▶ Recorded information:
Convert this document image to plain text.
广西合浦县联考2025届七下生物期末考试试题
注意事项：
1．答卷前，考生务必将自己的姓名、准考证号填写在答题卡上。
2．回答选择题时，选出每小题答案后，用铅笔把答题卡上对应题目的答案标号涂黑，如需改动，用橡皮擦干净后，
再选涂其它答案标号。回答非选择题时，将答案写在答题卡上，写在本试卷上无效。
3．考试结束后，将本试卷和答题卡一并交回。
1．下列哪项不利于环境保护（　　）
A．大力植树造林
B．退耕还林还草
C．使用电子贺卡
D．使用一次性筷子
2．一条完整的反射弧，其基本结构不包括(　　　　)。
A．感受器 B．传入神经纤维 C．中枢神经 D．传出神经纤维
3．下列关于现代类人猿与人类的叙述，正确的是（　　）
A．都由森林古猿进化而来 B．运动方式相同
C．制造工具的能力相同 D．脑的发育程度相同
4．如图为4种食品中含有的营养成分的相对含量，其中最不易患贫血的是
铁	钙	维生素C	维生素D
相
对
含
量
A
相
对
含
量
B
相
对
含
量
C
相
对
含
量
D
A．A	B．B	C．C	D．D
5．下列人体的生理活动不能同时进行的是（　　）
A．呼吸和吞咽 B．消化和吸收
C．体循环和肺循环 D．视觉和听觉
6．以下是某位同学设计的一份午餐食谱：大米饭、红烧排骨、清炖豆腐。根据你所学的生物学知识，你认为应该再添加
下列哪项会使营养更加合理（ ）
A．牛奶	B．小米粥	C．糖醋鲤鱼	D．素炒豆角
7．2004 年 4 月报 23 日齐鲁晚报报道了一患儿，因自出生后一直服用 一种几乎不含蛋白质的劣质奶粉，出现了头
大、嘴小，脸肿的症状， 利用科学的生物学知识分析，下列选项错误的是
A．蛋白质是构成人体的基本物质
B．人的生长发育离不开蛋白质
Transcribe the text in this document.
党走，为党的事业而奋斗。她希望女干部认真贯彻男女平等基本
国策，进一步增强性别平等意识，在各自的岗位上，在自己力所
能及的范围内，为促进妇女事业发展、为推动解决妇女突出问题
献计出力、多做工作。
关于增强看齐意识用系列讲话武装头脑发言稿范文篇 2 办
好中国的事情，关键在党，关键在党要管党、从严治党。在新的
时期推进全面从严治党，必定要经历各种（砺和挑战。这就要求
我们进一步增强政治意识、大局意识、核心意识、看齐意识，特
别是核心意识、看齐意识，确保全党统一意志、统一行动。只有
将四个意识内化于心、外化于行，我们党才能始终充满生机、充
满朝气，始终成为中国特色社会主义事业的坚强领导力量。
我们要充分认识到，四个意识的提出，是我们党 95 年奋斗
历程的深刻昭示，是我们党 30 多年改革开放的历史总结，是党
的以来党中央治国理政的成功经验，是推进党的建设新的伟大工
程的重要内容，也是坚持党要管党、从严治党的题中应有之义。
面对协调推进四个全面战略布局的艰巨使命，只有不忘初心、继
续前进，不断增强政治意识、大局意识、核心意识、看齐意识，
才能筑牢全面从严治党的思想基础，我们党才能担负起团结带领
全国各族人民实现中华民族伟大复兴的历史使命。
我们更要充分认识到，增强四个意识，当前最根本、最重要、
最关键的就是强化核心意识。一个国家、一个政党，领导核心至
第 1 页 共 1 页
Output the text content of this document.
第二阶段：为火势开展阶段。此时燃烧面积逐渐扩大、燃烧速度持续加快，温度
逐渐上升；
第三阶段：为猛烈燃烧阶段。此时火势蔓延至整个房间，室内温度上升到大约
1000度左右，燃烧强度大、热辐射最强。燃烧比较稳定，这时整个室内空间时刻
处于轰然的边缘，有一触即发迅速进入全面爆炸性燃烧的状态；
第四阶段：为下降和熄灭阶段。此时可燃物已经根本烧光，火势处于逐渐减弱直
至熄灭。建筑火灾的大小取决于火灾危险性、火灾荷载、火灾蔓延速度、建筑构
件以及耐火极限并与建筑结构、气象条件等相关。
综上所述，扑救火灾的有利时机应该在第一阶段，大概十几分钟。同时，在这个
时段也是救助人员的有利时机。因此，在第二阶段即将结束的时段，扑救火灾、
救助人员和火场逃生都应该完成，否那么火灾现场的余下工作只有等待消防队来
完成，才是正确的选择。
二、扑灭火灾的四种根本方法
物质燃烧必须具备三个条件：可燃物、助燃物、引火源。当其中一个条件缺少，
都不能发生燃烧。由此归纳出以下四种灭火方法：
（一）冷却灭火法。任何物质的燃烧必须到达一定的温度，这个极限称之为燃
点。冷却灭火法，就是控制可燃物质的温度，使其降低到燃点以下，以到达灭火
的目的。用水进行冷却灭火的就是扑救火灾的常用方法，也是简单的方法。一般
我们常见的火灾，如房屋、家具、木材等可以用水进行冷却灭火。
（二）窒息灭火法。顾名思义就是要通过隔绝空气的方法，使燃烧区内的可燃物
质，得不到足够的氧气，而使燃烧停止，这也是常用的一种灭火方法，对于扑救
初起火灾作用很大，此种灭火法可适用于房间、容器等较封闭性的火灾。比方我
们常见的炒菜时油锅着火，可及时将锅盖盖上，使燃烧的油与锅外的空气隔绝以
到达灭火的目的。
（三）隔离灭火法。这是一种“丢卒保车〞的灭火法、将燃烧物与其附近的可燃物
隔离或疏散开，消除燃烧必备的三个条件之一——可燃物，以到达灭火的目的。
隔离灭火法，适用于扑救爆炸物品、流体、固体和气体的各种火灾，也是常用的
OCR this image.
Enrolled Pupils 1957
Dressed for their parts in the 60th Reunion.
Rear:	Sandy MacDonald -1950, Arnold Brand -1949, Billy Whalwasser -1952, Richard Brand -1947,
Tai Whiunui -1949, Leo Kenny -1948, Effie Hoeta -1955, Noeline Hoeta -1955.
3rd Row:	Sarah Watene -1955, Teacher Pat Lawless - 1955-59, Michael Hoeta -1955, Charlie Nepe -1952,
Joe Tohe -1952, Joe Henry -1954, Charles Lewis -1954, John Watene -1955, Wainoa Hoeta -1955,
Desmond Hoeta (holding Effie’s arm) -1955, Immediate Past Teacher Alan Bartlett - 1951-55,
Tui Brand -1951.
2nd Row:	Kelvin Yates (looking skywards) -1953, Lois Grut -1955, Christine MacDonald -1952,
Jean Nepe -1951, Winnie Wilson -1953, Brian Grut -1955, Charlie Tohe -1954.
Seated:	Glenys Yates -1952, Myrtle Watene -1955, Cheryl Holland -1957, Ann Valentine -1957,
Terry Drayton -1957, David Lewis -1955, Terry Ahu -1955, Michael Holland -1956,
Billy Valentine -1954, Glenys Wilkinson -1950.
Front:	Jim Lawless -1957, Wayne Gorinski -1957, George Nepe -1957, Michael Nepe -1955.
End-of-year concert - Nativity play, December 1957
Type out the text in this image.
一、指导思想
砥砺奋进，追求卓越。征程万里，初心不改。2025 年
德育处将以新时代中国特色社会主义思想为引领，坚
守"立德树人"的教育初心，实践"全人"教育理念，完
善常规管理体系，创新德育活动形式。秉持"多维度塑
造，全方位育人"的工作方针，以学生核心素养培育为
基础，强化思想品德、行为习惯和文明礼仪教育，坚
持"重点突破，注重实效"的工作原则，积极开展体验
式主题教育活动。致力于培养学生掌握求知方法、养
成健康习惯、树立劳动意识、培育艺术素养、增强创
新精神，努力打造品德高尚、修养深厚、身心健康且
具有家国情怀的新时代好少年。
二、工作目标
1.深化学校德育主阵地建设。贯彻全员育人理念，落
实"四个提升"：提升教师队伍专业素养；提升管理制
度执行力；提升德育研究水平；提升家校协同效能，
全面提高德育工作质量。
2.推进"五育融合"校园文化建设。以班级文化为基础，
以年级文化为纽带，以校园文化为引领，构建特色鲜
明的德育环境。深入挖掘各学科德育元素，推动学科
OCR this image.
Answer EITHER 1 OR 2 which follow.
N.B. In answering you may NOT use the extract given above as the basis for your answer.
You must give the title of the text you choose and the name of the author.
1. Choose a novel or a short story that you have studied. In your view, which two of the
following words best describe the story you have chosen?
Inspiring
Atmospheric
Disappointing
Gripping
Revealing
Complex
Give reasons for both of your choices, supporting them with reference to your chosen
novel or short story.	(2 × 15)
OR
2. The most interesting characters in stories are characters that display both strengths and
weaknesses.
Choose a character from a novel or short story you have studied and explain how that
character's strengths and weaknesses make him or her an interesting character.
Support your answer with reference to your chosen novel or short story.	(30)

▶ Stated problem: Where a line of the records above holds the word "Valentine", copy that line.

▶ Solution to this problem:
Seated:	Glenys Yates -1952, Myrtle Watene -1955, Cheryl Holland -1957, Ann Valentine -1957,
Billy Valentine -1954, Glenys Wilkinson -1950.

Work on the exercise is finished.